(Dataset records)
━━━━
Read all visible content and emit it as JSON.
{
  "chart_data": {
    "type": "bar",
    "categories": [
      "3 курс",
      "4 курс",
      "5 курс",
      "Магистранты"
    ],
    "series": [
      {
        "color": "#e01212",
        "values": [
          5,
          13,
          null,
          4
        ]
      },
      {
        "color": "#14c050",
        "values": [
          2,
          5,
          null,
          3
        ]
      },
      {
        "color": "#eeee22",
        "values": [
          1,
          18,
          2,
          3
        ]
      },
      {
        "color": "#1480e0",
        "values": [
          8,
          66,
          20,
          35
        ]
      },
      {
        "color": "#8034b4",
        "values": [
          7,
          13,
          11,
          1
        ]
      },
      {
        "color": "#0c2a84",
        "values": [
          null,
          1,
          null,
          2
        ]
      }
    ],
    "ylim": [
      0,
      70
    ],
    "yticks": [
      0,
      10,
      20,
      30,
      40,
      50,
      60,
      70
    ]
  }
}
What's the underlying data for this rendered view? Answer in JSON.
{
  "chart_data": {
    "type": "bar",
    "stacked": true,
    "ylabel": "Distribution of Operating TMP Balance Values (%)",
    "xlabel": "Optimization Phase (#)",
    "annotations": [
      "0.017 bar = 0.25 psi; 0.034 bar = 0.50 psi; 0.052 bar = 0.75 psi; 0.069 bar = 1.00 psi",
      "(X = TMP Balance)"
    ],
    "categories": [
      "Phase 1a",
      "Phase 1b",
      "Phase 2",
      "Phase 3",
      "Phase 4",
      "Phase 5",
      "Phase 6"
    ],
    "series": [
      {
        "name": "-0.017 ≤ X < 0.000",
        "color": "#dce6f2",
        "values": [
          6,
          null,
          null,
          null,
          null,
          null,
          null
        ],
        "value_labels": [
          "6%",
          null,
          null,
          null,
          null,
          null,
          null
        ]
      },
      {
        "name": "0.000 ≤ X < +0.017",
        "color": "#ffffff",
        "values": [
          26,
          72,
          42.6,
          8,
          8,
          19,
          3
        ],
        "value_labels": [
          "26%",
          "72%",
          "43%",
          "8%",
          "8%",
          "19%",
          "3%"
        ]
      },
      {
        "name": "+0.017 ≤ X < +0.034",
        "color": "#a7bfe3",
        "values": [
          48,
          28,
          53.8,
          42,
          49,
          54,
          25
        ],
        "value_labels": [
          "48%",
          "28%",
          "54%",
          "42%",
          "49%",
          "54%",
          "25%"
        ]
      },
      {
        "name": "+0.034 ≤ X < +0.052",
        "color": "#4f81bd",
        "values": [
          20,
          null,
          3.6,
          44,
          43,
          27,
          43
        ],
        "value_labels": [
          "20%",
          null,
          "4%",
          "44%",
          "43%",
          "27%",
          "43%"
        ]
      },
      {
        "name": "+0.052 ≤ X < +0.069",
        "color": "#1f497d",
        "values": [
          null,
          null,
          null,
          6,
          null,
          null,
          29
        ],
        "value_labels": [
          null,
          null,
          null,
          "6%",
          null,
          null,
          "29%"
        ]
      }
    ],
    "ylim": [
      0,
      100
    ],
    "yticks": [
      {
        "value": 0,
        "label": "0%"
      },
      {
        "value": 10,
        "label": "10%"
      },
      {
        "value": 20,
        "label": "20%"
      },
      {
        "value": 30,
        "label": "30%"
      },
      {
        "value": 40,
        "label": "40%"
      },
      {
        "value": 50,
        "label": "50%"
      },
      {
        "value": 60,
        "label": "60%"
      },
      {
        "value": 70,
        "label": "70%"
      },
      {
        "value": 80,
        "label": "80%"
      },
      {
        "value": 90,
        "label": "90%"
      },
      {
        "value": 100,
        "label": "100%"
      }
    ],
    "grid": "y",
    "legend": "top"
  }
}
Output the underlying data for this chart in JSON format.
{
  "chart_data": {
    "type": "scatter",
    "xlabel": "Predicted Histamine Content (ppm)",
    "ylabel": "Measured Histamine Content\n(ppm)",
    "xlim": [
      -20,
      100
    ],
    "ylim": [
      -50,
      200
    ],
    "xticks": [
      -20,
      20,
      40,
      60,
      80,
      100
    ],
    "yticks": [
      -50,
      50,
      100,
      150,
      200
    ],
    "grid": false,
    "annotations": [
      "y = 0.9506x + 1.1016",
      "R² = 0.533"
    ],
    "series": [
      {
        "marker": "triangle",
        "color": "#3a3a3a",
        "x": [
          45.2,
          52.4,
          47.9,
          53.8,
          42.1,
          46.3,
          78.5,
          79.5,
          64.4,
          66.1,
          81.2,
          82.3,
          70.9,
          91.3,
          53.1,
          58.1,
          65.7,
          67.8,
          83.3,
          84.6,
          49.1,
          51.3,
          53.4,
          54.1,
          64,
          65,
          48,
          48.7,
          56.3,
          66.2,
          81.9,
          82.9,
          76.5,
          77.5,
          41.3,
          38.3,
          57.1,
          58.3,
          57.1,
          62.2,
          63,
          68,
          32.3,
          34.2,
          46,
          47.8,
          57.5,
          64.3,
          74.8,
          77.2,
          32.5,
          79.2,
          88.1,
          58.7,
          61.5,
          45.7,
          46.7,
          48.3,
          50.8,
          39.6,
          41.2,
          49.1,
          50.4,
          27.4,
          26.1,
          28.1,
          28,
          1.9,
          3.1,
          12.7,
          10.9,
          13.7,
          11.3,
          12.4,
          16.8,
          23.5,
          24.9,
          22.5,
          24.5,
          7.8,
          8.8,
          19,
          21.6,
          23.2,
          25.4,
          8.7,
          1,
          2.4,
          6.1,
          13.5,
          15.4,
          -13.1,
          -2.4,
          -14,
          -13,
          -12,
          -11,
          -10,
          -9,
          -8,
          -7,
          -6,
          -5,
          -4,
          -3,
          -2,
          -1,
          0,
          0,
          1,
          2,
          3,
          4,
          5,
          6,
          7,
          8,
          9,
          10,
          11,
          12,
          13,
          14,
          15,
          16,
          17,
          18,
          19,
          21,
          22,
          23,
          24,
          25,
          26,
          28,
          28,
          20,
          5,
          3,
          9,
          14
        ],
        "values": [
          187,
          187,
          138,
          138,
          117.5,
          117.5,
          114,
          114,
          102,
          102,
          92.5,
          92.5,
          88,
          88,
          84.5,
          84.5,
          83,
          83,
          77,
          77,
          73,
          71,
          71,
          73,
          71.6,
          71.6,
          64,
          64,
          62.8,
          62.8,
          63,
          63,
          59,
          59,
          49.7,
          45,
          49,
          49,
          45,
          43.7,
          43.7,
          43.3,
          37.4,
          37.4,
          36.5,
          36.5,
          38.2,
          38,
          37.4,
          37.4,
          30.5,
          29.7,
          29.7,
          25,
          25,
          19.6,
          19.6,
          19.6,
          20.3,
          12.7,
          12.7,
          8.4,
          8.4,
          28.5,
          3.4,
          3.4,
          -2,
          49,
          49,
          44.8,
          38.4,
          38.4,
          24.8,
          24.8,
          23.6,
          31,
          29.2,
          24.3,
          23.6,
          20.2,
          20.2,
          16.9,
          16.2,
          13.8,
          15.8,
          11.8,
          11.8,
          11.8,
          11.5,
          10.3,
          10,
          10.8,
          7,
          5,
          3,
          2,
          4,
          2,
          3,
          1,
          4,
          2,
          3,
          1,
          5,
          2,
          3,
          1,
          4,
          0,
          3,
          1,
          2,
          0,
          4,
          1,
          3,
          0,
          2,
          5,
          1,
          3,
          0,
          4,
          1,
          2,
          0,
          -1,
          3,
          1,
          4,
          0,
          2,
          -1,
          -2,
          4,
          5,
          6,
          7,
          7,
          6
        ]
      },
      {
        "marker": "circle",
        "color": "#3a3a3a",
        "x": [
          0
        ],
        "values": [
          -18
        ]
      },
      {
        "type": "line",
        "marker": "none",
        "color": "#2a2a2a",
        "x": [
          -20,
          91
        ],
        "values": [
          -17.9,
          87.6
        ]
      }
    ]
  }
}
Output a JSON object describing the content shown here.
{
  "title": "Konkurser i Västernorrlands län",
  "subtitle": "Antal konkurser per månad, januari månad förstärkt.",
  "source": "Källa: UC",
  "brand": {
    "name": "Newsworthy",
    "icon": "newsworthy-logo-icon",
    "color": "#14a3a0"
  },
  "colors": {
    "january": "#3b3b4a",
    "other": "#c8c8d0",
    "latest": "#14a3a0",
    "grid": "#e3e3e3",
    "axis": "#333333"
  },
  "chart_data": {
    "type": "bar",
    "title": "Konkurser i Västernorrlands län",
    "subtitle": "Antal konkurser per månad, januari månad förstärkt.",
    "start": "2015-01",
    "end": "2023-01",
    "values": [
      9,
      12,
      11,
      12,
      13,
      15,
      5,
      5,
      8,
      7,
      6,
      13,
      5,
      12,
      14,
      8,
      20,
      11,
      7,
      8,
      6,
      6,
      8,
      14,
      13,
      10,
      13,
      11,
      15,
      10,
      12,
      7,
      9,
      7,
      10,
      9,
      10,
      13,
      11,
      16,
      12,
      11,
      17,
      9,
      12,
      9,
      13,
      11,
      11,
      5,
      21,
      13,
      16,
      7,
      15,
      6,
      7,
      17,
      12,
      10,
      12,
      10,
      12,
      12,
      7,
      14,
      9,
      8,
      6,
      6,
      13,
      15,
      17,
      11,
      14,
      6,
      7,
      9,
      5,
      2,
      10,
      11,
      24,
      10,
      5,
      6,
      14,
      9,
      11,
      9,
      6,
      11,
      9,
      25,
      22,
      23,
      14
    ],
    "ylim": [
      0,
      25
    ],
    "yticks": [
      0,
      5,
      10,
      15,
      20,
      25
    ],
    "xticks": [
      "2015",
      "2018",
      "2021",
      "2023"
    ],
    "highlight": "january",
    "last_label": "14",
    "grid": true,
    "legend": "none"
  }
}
━━━━
YOUR TASK:
From the data above, work out how many lines hold "ylabel". Answer with the number alone.

SOLUTION TO THE PROBLEM:
2